Task details »
Transcribe each record below word for word.

Stored items »

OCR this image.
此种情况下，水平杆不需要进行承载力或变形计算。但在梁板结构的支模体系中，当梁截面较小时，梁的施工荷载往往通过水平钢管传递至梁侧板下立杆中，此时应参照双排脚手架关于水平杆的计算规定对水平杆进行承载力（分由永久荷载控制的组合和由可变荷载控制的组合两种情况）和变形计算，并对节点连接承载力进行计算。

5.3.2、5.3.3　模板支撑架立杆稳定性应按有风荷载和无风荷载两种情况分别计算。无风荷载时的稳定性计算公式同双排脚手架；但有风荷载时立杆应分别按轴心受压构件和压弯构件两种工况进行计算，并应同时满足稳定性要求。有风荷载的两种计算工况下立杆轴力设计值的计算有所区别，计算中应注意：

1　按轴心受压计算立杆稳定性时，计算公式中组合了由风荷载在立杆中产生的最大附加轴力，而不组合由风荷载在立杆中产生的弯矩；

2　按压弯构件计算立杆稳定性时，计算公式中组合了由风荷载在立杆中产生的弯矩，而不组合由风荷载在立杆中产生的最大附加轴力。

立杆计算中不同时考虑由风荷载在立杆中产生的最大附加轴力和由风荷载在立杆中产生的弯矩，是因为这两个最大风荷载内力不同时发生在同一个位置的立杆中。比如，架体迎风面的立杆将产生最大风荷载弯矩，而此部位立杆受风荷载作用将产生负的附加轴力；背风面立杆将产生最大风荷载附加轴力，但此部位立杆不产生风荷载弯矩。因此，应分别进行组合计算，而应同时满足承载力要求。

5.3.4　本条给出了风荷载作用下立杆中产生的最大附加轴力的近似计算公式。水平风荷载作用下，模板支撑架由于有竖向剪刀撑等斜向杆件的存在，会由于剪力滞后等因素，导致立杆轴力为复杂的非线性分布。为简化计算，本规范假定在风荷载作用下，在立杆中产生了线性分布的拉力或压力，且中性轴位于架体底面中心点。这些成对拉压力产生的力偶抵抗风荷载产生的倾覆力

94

Full output »
OCR this image.
此种情况下，水平杆不需要进行承载力或变形计算。但在梁板结构的支模体系中，当梁截面较小时，梁的施工荷载往往通过水平钢管传递至梁侧板下立杆中，此时应参照双排脚手架关于水平杆的计算规定对水平杆进行承载力（分由永久荷载控制的组合和由可变荷载控制的组合两种情况）和变形计算，并对节点连接承载力进行计算。

5.3.2、5.3.3　模板支撑架立杆稳定性应按有风荷载和无风荷载两种情况分别计算。无风荷载时的稳定性计算公式同双排脚手架；但有风荷载时立杆应分别按轴心受压构件和压弯构件两种工况进行计算，并应同时满足稳定性要求。有风荷载的两种计算工况下立杆轴力设计值的计算有所区别，计算中应注意：

1　按轴心受压计算立杆稳定性时，计算公式中组合了由风荷载在立杆中产生的最大附加轴力，而不组合由风荷载在立杆中产生的弯矩；

2　按压弯构件计算立杆稳定性时，计算公式中组合了由风荷载在立杆中产生的弯矩，而不组合由风荷载在立杆中产生的最大附加轴力。

立杆计算中不同时考虑由风荷载在立杆中产生的最大附加轴力和由风荷载在立杆中产生的弯矩，是因为这两个最大风荷载内力不同时发生在同一个位置的立杆中。比如，架体迎风面的立杆将产生最大风荷载弯矩，而此部位立杆受风荷载作用将产生负的附加轴力；背风面立杆将产生最大风荷载附加轴力，但此部位立杆不产生风荷载弯矩。因此，应分别进行组合计算，而应同时满足承载力要求。

5.3.4　本条给出了风荷载作用下立杆中产生的最大附加轴力的近似计算公式。水平风荷载作用下，模板支撑架由于有竖向剪刀撑等斜向杆件的存在，会由于剪力滞后等因素，导致立杆轴力为复杂的非线性分布。为简化计算，本规范假定在风荷载作用下，在立杆中产生了线性分布的拉力或压力，且中性轴位于架体底面中心点。这些成对拉压力产生的力偶抵抗风荷载产生的倾覆力

94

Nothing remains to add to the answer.